- TASK REQUIREMENTS -
In the data below, locate each line with the word "browser" and list it.

- MATERIAL SUPPLIED -
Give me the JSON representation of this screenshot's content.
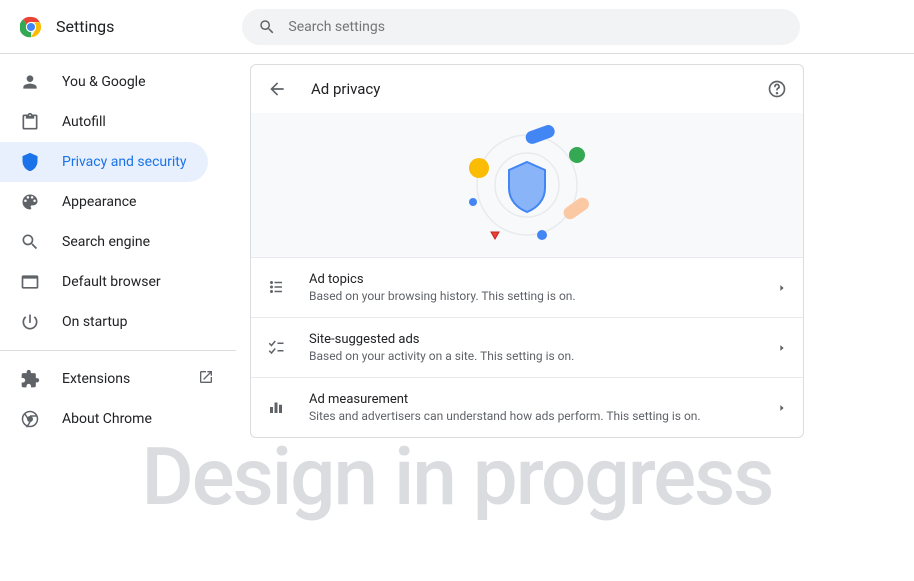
{
  "app": {
    "title": "Settings"
  },
  "search": {
    "placeholder": "Search settings"
  },
  "sidebar": {
    "items": [
      {
        "label": "You & Google",
        "icon": "person"
      },
      {
        "label": "Autofill",
        "icon": "clipboard"
      },
      {
        "label": "Privacy and security",
        "icon": "shield"
      },
      {
        "label": "Appearance",
        "icon": "palette"
      },
      {
        "label": "Search engine",
        "icon": "search"
      },
      {
        "label": "Default browser",
        "icon": "browser"
      },
      {
        "label": "On startup",
        "icon": "power"
      }
    ],
    "secondary": [
      {
        "label": "Extensions",
        "icon": "puzzle"
      },
      {
        "label": "About Chrome",
        "icon": "chrome"
      }
    ]
  },
  "page": {
    "title": "Ad privacy",
    "rows": [
      {
        "title": "Ad topics",
        "desc": "Based on your browsing history. This setting is on."
      },
      {
        "title": "Site-suggested ads",
        "desc": "Based on your activity on a site. This setting is on."
      },
      {
        "title": "Ad measurement",
        "desc": "Sites and advertisers can understand how ads perform. This setting is on."
      }
    ]
  },
  "watermark": "Design in progress"
}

- ANSWER IN FULL -
        "label": "Default browser",
        "icon": "browser"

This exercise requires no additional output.